OBJECTIVE
Return the listing below verbatim. Pictures do not belong in the copy.
* Begin *
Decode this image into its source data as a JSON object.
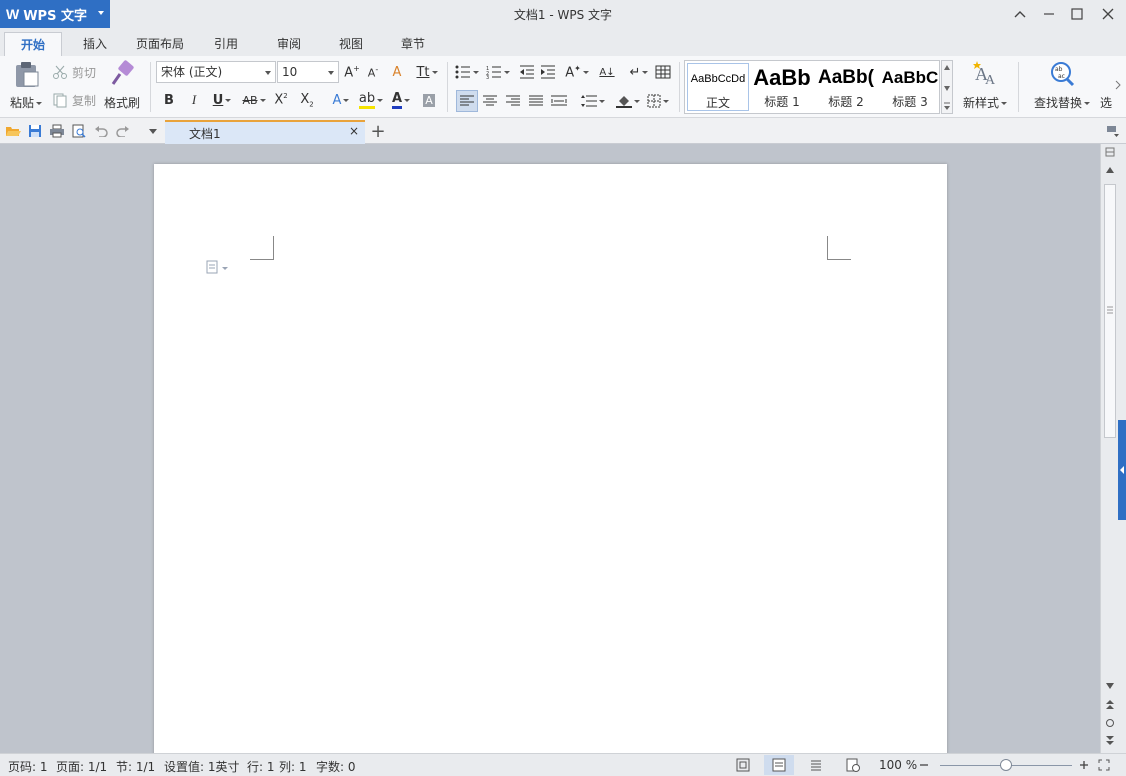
{
  "app": {
    "logo": "W",
    "name": "WPS 文字",
    "window_title": "文档1 - WPS 文字"
  },
  "tabs": [
    "开始",
    "插入",
    "页面布局",
    "引用",
    "审阅",
    "视图",
    "章节"
  ],
  "ribbon": {
    "paste": "粘贴",
    "cut": "剪切",
    "copy": "复制",
    "format_painter": "格式刷",
    "font_name": "宋体 (正文)",
    "font_size": "10",
    "styles": [
      {
        "preview": "AaBbCcDd",
        "label": "正文"
      },
      {
        "preview": "AaBb",
        "label": "标题 1"
      },
      {
        "preview": "AaBb(",
        "label": "标题 2"
      },
      {
        "preview": "AaBbC",
        "label": "标题 3"
      }
    ],
    "new_style": "新样式",
    "find_replace": "查找替换",
    "select": "选"
  },
  "document_tab": {
    "name": "文档1",
    "close": "×",
    "add": "+"
  },
  "status": {
    "page_code": "页码: 1",
    "pages": "页面: 1/1",
    "section": "节: 1/1",
    "setting": "设置值: 1英寸",
    "line": "行: 1",
    "column": "列: 1",
    "word_count": "字数: 0",
    "zoom": "100 %"
  },
  "colors": {
    "accent": "#2f6fc4",
    "tab_highlight": "#e9a33b"
  }
}
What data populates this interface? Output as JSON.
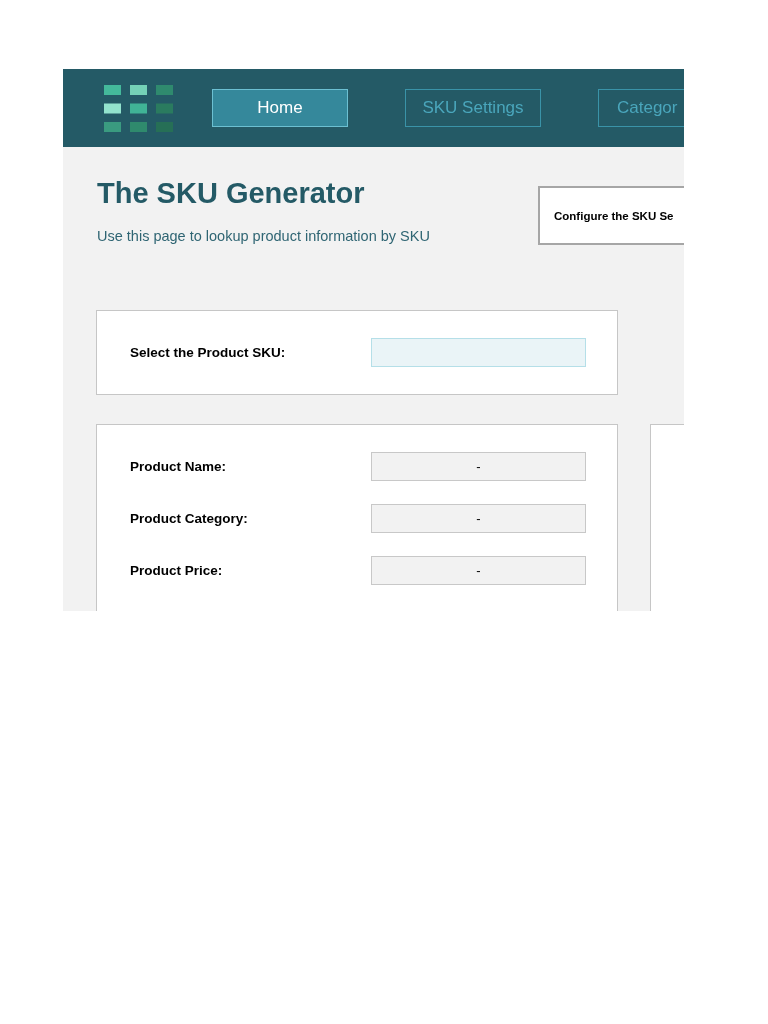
{
  "header": {
    "tabs": [
      {
        "label": "Home",
        "selected": true
      },
      {
        "label": "SKU Settings",
        "selected": false
      },
      {
        "label": "Categor",
        "selected": false
      }
    ]
  },
  "intro": {
    "title": "The SKU Generator",
    "subtitle": "Use this page to lookup product information by SKU",
    "config_button": "Configure the SKU Se"
  },
  "lookup": {
    "label": "Select the Product SKU:"
  },
  "details": {
    "rows": [
      {
        "label": "Product Name:",
        "value": "-"
      },
      {
        "label": "Product Category:",
        "value": "-"
      },
      {
        "label": "Product Price:",
        "value": "-"
      }
    ]
  }
}
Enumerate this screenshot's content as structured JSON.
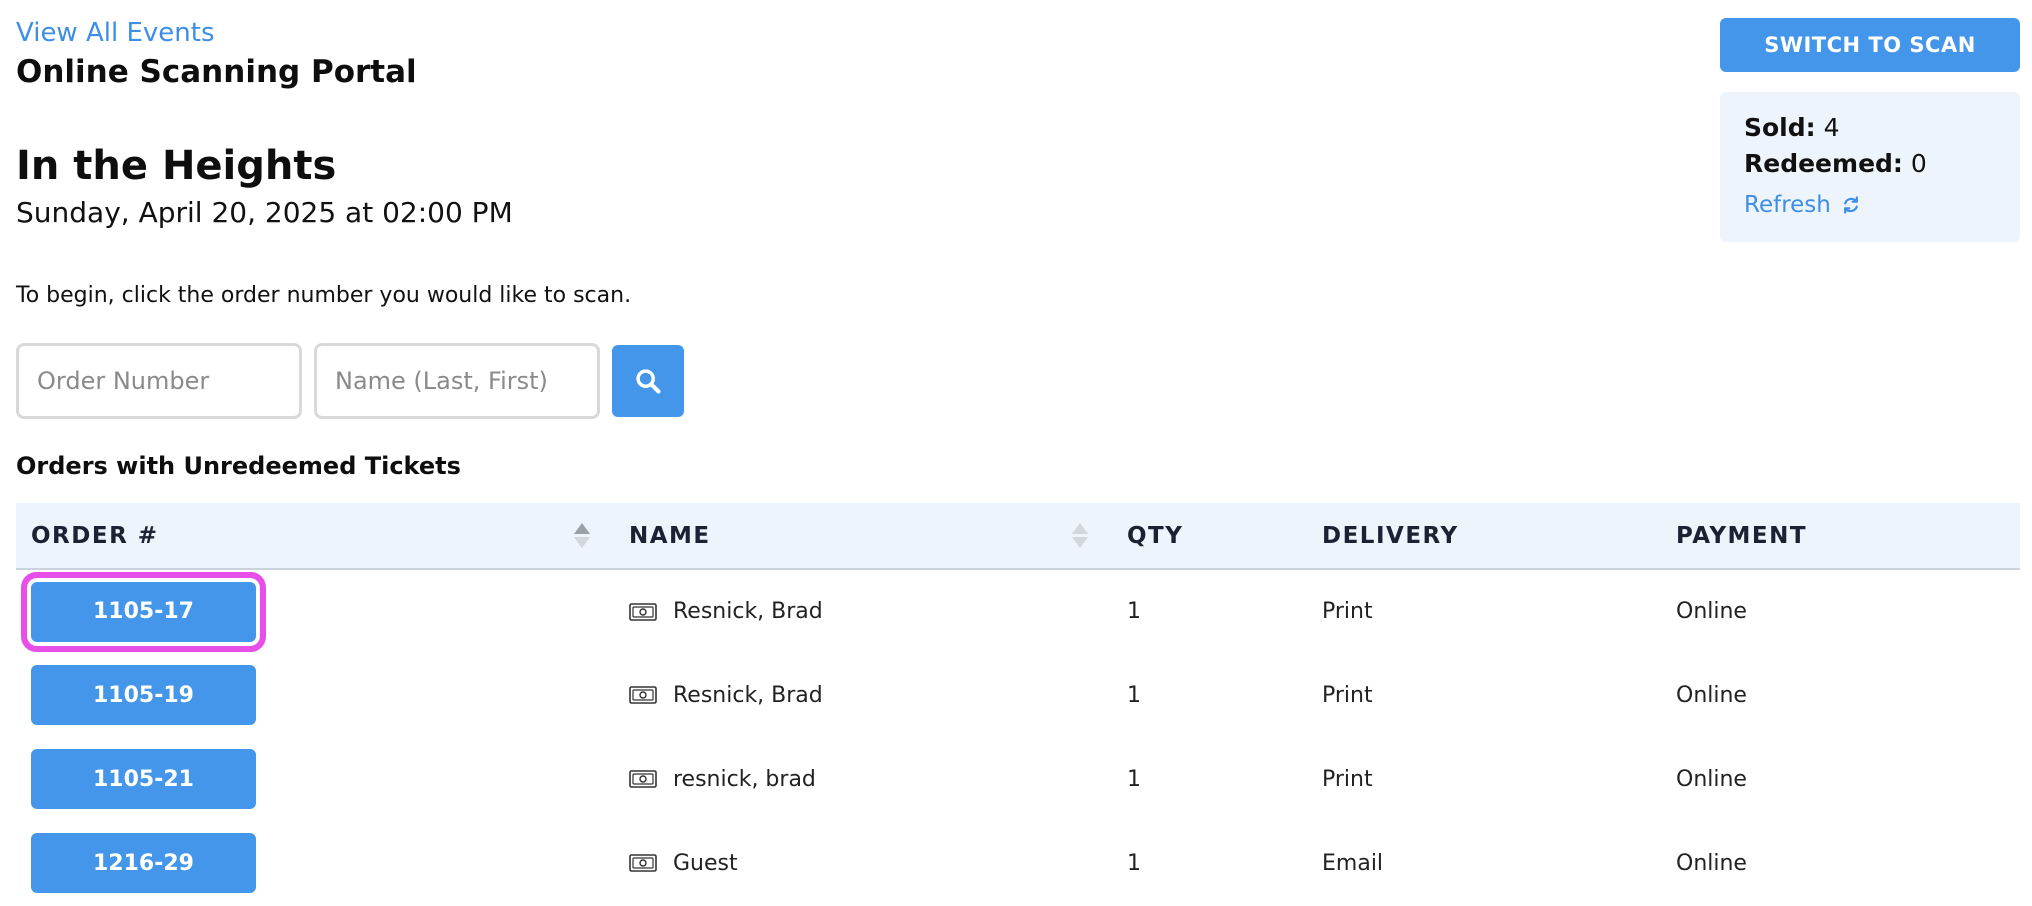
{
  "header": {
    "view_all_link": "View All Events",
    "portal_title": "Online Scanning Portal"
  },
  "event": {
    "title": "In the Heights",
    "date": "Sunday, April 20, 2025 at 02:00 PM"
  },
  "instructions": "To begin, click the order number you would like to scan.",
  "search": {
    "order_placeholder": "Order Number",
    "name_placeholder": "Name (Last, First)",
    "button_icon": "search-icon"
  },
  "panel": {
    "switch_button": "SWITCH TO SCAN",
    "sold_label": "Sold:",
    "sold_value": "4",
    "redeemed_label": "Redeemed:",
    "redeemed_value": "0",
    "refresh_label": "Refresh",
    "refresh_icon": "refresh-icon"
  },
  "section_title": "Orders with Unredeemed Tickets",
  "table": {
    "columns": [
      "ORDER #",
      "NAME",
      "QTY",
      "DELIVERY",
      "PAYMENT"
    ],
    "rows": [
      {
        "order": "1105-17",
        "name": "Resnick, Brad",
        "qty": "1",
        "delivery": "Print",
        "payment": "Online"
      },
      {
        "order": "1105-19",
        "name": "Resnick, Brad",
        "qty": "1",
        "delivery": "Print",
        "payment": "Online"
      },
      {
        "order": "1105-21",
        "name": "resnick, brad",
        "qty": "1",
        "delivery": "Print",
        "payment": "Online"
      },
      {
        "order": "1216-29",
        "name": "Guest",
        "qty": "1",
        "delivery": "Email",
        "payment": "Online"
      }
    ]
  },
  "colors": {
    "accent": "#4496ea",
    "panel_bg": "#eef4fb",
    "highlight": "#e64fe8"
  }
}
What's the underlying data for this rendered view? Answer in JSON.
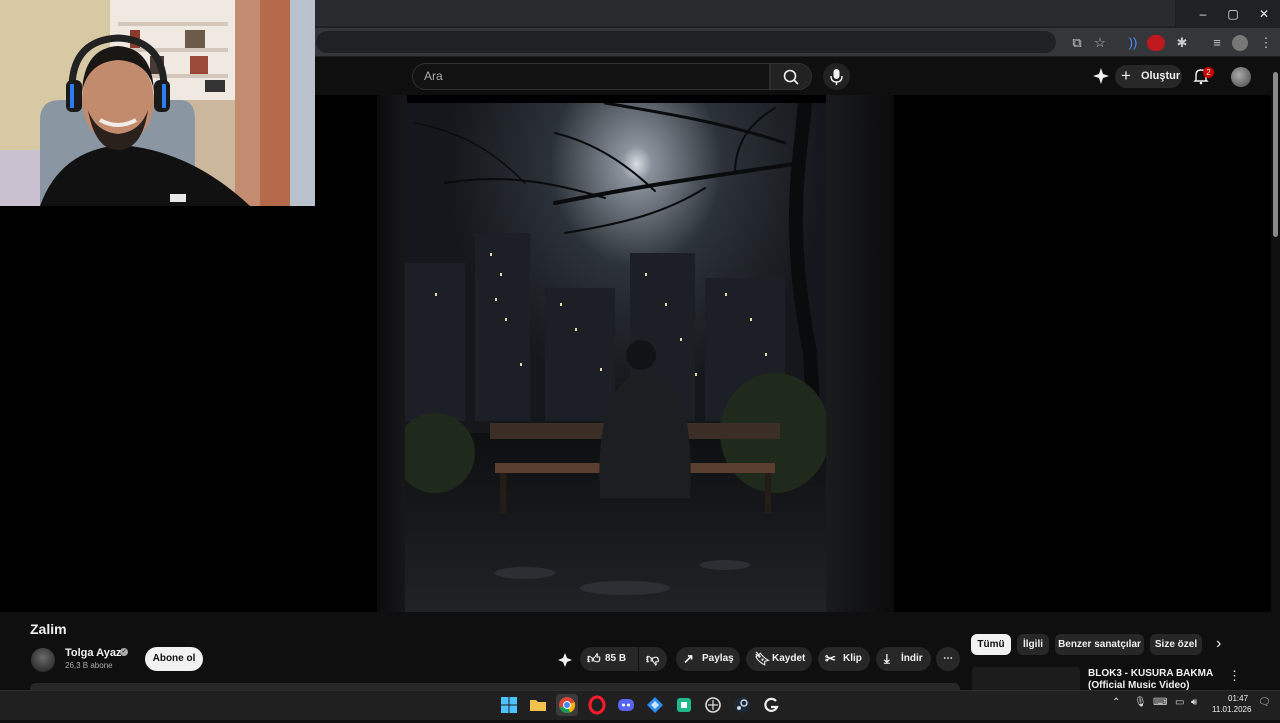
{
  "browser": {
    "window_controls": {
      "minimize": "–",
      "maximize": "▢",
      "close": "✕"
    }
  },
  "header": {
    "search_placeholder": "Ara",
    "create_label": "Oluştur",
    "notification_count": "2"
  },
  "video": {
    "title": "Zalim",
    "channel": {
      "name": "Tolga Ayaz",
      "subscribers": "26,3 B abone",
      "subscribe_label": "Abone ol"
    },
    "actions": {
      "like_count": "85 B",
      "share_label": "Paylaş",
      "save_label": "Kaydet",
      "clip_label": "Klip",
      "download_label": "İndir"
    }
  },
  "recommendations": {
    "chips": [
      "Tümü",
      "İlgili",
      "Benzer sanatçılar",
      "Size özel"
    ],
    "active_chip": "Tümü",
    "first_item_title": "BLOK3 - KUSURA BAKMA (Official Music Video)"
  },
  "taskbar": {
    "time": "01:47",
    "date": "11.01.2026"
  },
  "colors": {
    "background": "#0f0f0f",
    "pill": "#272727",
    "notification_badge": "#cc0000",
    "subscribe_bg": "#f1f1f1"
  }
}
* End *
FINAL RESULT
Decode this image into its source data as a JSON object.
{
  "app": {
    "logo": "W",
    "name": "WPS 文字",
    "window_title": "文档1 - WPS 文字"
  },
  "tabs": [
    "开始",
    "插入",
    "页面布局",
    "引用",
    "审阅",
    "视图",
    "章节"
  ],
  "ribbon": {
    "paste": "粘贴",
    "cut": "剪切",
    "copy": "复制",
    "format_painter": "格式刷",
    "font_name": "宋体 (正文)",
    "font_size": "10",
    "styles": [
      {
        "preview": "AaBbCcDd",
        "label": "正文"
      },
      {
        "preview": "AaBb",
        "label": "标题 1"
      },
      {
        "preview": "AaBb(",
        "label": "标题 2"
      },
      {
        "preview": "AaBbC",
        "label": "标题 3"
      }
    ],
    "new_style": "新样式",
    "find_replace": "查找替换",
    "select": "选"
  },
  "document_tab": {
    "name": "文档1",
    "close": "×",
    "add": "+"
  },
  "status": {
    "page_code": "页码: 1",
    "pages": "页面: 1/1",
    "section": "节: 1/1",
    "setting": "设置值: 1英寸",
    "line": "行: 1",
    "column": "列: 1",
    "word_count": "字数: 0",
    "zoom": "100 %"
  },
  "colors": {
    "accent": "#2f6fc4",
    "tab_highlight": "#e9a33b"
  }
}
What data populates this interface? Output as JSON.
{
  "header": {
    "tabs": [
      {
        "label": "Home",
        "selected": true
      },
      {
        "label": "SKU Settings",
        "selected": false
      },
      {
        "label": "Categor",
        "selected": false
      }
    ]
  },
  "intro": {
    "title": "The SKU Generator",
    "subtitle": "Use this page to lookup product information by SKU",
    "config_button": "Configure the SKU Se"
  },
  "lookup": {
    "label": "Select the Product SKU:"
  },
  "details": {
    "rows": [
      {
        "label": "Product Name:",
        "value": "-"
      },
      {
        "label": "Product Category:",
        "value": "-"
      },
      {
        "label": "Product Price:",
        "value": "-"
      }
    ]
  }
}
Enumerate this screenshot's content as structured JSON.
{
  "header": {
    "view_all_link": "View All Events",
    "portal_title": "Online Scanning Portal"
  },
  "event": {
    "title": "In the Heights",
    "date": "Sunday, April 20, 2025 at 02:00 PM"
  },
  "instructions": "To begin, click the order number you would like to scan.",
  "search": {
    "order_placeholder": "Order Number",
    "name_placeholder": "Name (Last, First)",
    "button_icon": "search-icon"
  },
  "panel": {
    "switch_button": "SWITCH TO SCAN",
    "sold_label": "Sold:",
    "sold_value": "4",
    "redeemed_label": "Redeemed:",
    "redeemed_value": "0",
    "refresh_label": "Refresh",
    "refresh_icon": "refresh-icon"
  },
  "section_title": "Orders with Unredeemed Tickets",
  "table": {
    "columns": [
      "ORDER #",
      "NAME",
      "QTY",
      "DELIVERY",
      "PAYMENT"
    ],
    "rows": [
      {
        "order": "1105-17",
        "name": "Resnick, Brad",
        "qty": "1",
        "delivery": "Print",
        "payment": "Online"
      },
      {
        "order": "1105-19",
        "name": "Resnick, Brad",
        "qty": "1",
        "delivery": "Print",
        "payment": "Online"
      },
      {
        "order": "1105-21",
        "name": "resnick, brad",
        "qty": "1",
        "delivery": "Print",
        "payment": "Online"
      },
      {
        "order": "1216-29",
        "name": "Guest",
        "qty": "1",
        "delivery": "Email",
        "payment": "Online"
      }
    ]
  },
  "colors": {
    "accent": "#4496ea",
    "panel_bg": "#eef4fb",
    "highlight": "#e64fe8"
  }
}
What's the underlying data for this rendered view? Answer in JSON.
{
  "browser": {
    "window_controls": {
      "minimize": "–",
      "maximize": "▢",
      "close": "✕"
    }
  },
  "header": {
    "search_placeholder": "Ara",
    "create_label": "Oluştur",
    "notification_count": "2"
  },
  "video": {
    "title": "Zalim",
    "channel": {
      "name": "Tolga Ayaz",
      "subscribers": "26,3 B abone",
      "subscribe_label": "Abone ol"
    },
    "actions": {
      "like_count": "85 B",
      "share_label": "Paylaş",
      "save_label": "Kaydet",
      "clip_label": "Klip",
      "download_label": "İndir"
    }
  },
  "recommendations": {
    "chips": [
      "Tümü",
      "İlgili",
      "Benzer sanatçılar",
      "Size özel"
    ],
    "active_chip": "Tümü",
    "first_item_title": "BLOK3 - KUSURA BAKMA (Official Music Video)"
  },
  "taskbar": {
    "time": "01:47",
    "date": "11.01.2026"
  },
  "colors": {
    "background": "#0f0f0f",
    "pill": "#272727",
    "notification_badge": "#cc0000",
    "subscribe_bg": "#f1f1f1"
  }
}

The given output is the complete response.